:: Source material ::

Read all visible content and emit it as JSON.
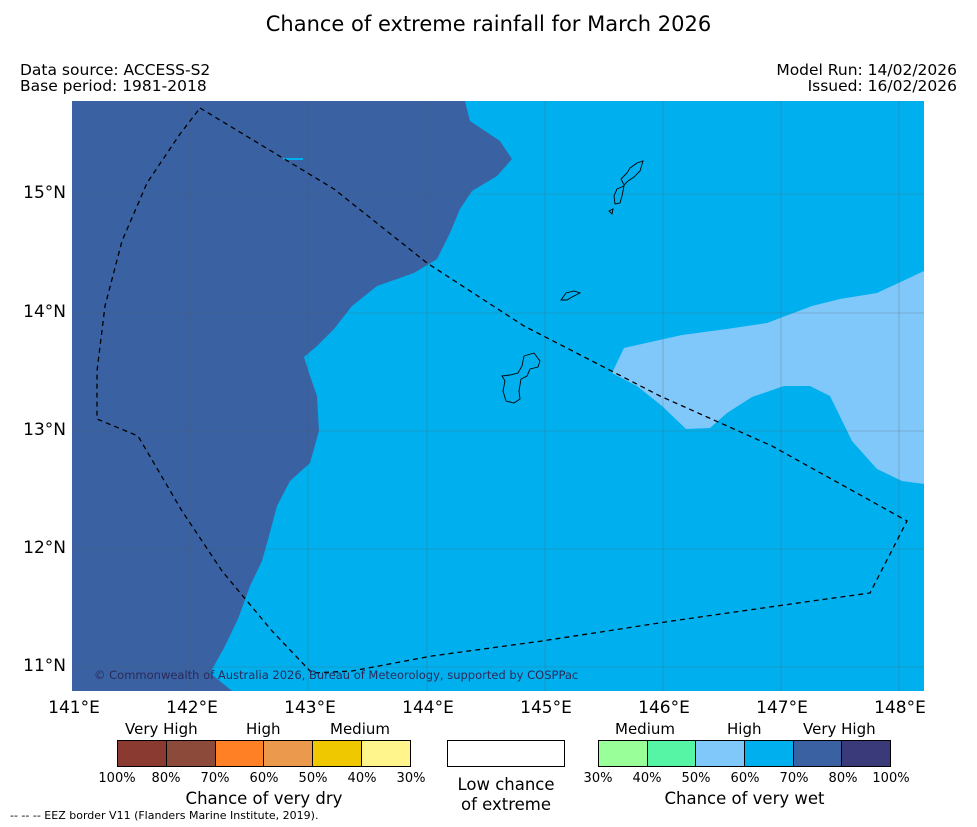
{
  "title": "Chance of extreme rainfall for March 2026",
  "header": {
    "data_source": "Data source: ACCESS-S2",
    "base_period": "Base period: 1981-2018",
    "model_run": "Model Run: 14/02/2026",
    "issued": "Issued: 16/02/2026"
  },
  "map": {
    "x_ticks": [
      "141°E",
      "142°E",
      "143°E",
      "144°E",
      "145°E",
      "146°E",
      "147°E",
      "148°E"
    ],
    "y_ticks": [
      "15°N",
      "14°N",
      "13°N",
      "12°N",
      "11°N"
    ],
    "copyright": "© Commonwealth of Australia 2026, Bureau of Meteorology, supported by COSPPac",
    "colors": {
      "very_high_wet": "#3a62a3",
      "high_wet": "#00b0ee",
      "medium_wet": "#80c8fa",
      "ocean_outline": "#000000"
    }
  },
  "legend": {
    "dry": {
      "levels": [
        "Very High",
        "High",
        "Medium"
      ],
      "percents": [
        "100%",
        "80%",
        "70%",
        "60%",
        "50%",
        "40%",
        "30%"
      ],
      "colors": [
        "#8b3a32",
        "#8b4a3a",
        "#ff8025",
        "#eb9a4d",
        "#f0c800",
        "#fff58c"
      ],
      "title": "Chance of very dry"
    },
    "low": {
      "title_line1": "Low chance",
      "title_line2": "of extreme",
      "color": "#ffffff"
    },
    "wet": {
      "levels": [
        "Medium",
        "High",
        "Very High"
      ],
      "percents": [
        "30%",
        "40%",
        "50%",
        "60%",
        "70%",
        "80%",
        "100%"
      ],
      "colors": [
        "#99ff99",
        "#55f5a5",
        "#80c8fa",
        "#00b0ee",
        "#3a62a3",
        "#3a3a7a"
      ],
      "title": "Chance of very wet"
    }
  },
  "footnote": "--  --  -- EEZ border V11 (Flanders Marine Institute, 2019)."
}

:::
:: Source material ::

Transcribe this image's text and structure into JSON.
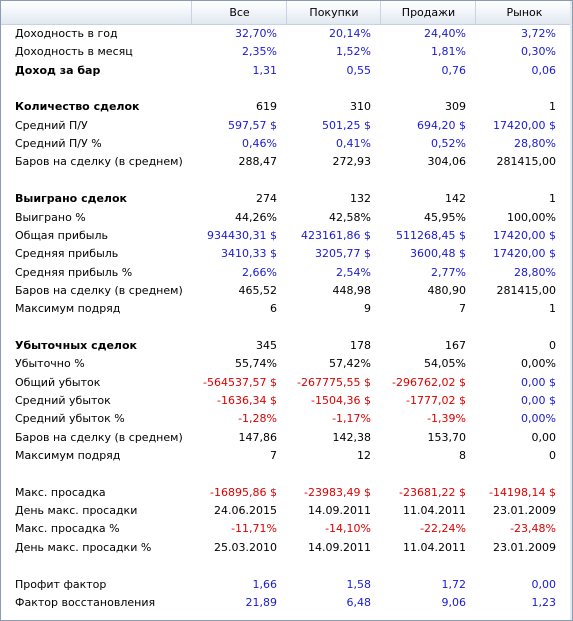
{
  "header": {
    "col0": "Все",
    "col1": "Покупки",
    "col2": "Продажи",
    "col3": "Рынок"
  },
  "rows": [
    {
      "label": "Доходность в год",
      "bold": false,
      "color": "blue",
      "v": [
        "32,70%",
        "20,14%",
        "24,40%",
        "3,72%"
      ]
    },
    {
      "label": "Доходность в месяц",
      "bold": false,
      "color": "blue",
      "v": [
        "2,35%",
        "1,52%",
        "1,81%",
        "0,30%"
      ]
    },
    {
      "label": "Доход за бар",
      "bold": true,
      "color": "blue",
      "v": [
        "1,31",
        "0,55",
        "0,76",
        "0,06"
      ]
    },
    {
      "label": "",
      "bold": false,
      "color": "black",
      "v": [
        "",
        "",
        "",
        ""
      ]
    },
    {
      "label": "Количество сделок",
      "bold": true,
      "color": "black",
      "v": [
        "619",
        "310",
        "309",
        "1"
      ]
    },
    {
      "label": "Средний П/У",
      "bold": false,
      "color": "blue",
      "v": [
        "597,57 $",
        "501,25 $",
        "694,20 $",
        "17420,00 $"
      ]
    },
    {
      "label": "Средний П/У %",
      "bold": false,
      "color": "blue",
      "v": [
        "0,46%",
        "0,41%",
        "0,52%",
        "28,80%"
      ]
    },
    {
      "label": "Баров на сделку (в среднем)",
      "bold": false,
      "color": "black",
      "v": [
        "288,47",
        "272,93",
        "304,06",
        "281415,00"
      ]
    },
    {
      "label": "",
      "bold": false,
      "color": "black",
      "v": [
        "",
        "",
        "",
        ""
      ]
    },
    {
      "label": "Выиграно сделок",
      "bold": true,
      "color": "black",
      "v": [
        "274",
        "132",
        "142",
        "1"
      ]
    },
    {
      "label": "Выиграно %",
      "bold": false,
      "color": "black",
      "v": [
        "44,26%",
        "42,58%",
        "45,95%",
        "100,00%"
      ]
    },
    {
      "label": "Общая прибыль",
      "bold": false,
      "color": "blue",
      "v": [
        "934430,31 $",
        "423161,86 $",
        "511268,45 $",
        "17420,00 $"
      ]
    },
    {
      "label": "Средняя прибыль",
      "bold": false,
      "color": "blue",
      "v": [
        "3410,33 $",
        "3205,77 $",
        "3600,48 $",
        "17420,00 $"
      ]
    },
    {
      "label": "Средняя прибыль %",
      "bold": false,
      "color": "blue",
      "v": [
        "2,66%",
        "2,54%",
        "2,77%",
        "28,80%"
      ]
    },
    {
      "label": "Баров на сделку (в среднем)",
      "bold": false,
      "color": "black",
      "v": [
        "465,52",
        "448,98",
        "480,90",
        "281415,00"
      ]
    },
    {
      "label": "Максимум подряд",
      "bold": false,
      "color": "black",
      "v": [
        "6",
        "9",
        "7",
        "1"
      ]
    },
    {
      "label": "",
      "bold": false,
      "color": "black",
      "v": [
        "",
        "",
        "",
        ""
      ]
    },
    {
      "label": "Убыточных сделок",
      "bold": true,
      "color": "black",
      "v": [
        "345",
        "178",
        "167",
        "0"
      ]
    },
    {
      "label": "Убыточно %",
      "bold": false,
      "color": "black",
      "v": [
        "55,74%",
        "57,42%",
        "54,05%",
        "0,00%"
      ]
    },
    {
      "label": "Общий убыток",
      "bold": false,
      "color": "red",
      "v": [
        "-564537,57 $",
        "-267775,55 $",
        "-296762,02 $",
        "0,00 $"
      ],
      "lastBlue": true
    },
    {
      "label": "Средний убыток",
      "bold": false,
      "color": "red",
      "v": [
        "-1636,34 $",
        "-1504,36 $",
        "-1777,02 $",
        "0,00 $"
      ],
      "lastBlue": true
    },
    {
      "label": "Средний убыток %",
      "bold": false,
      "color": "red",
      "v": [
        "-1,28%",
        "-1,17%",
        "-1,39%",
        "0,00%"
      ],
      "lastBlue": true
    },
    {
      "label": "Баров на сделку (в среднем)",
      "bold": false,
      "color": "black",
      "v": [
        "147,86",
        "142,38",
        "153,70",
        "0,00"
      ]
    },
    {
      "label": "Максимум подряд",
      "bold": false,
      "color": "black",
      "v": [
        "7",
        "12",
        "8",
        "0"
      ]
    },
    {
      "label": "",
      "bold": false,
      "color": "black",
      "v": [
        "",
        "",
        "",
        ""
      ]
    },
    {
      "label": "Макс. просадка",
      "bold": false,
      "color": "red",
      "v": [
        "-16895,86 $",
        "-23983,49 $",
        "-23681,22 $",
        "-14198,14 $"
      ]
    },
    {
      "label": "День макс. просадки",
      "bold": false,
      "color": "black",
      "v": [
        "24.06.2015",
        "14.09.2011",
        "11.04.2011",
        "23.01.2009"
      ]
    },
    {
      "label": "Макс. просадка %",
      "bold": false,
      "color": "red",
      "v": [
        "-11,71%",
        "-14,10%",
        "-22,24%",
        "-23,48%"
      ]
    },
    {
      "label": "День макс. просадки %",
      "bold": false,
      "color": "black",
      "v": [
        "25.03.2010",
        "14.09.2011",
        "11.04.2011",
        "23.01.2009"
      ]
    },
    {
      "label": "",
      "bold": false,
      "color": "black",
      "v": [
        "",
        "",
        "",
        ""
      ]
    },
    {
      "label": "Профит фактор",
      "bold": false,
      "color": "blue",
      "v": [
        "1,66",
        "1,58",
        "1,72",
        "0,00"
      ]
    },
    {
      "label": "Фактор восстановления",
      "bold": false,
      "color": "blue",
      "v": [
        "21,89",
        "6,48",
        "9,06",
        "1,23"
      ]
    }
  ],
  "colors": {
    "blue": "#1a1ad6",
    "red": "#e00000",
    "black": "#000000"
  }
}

:::

- _What to do_
Locate the word "Средний" in the entries, and copy every line where it is found.

- _Solution to the exercise_
      "label": "Средний П/У",
      "label": "Средний П/У %",
      "label": "Средний убыток",
      "label": "Средний убыток %",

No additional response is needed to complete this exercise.